-- Start Records provided --

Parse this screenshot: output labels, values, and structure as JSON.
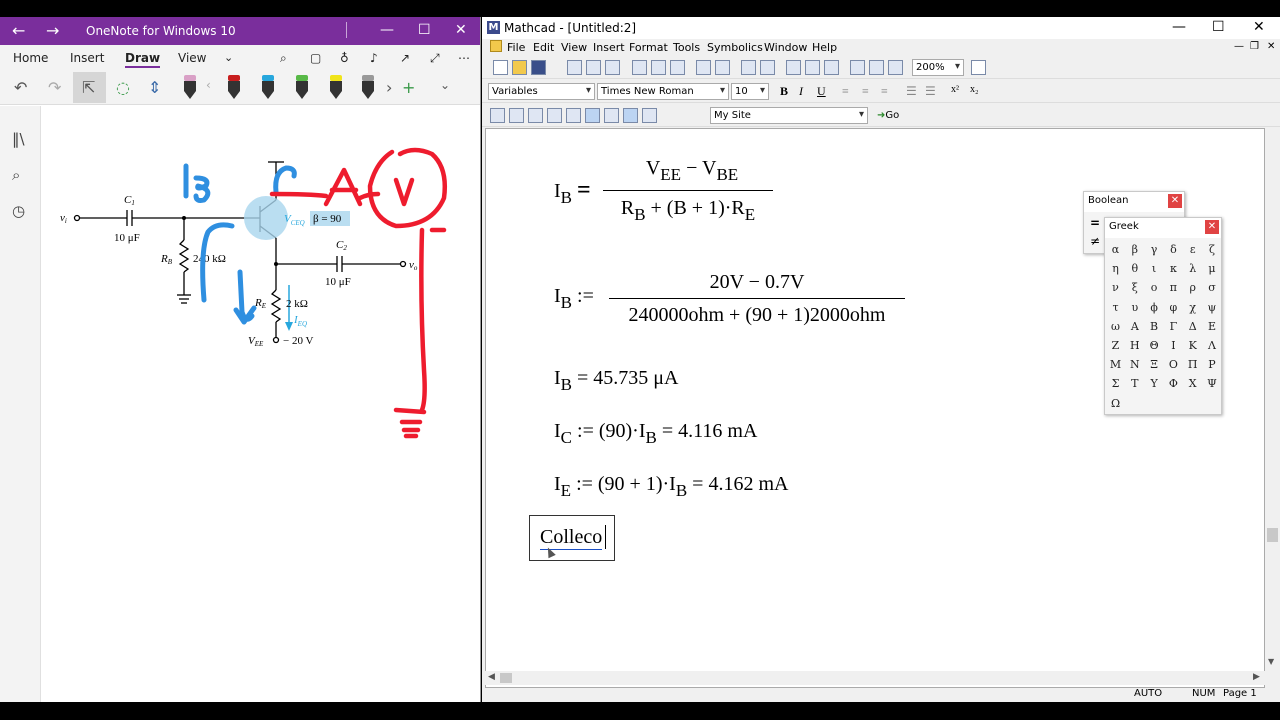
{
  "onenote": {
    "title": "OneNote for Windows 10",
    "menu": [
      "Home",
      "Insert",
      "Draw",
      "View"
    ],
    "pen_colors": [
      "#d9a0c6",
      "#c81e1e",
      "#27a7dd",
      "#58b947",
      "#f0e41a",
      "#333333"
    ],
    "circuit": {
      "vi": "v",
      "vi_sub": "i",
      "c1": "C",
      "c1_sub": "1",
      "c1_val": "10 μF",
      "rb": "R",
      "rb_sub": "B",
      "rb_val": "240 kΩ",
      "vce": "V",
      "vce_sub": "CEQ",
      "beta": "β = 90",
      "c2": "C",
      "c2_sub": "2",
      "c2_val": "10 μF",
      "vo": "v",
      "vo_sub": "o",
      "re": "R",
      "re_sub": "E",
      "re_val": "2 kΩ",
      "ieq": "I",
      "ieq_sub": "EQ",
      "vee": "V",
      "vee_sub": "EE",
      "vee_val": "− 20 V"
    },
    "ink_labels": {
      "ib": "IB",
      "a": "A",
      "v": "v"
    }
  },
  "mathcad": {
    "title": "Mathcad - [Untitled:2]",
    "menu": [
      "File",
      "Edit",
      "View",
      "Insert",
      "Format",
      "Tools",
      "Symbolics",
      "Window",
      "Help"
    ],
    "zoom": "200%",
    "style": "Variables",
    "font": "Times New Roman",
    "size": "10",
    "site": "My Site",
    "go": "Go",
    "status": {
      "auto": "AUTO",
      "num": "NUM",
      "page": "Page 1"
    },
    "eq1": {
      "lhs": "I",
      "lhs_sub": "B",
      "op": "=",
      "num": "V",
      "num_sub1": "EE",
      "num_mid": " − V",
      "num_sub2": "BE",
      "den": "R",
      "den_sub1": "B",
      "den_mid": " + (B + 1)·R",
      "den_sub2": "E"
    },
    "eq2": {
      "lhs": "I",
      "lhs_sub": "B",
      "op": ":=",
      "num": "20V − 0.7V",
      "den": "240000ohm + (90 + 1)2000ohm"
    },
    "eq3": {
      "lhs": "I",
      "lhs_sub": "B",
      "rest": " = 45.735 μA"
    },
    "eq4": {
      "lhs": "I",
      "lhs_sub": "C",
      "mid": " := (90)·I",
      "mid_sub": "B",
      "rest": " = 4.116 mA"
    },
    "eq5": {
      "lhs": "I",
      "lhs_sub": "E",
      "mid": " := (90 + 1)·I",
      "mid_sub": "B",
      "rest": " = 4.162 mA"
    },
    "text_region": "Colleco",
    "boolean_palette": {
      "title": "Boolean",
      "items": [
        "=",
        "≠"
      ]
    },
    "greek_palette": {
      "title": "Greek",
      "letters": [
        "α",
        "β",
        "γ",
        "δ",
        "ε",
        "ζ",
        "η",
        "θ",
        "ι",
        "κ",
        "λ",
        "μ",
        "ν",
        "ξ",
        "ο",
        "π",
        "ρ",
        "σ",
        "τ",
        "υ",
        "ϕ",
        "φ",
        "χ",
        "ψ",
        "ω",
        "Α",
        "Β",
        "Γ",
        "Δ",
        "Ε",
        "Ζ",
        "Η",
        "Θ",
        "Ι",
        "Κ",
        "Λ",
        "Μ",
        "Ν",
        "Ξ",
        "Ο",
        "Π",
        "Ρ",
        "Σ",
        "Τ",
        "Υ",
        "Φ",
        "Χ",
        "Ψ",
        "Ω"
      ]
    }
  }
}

-- End Records provided --

What you have to do
From the listing above, collect each line in which the string "title" appears.

The answer
    "title": "OneNote for Windows 10",
    "title": "Mathcad - [Untitled:2]",
      "title": "Boolean",
      "title": "Greek",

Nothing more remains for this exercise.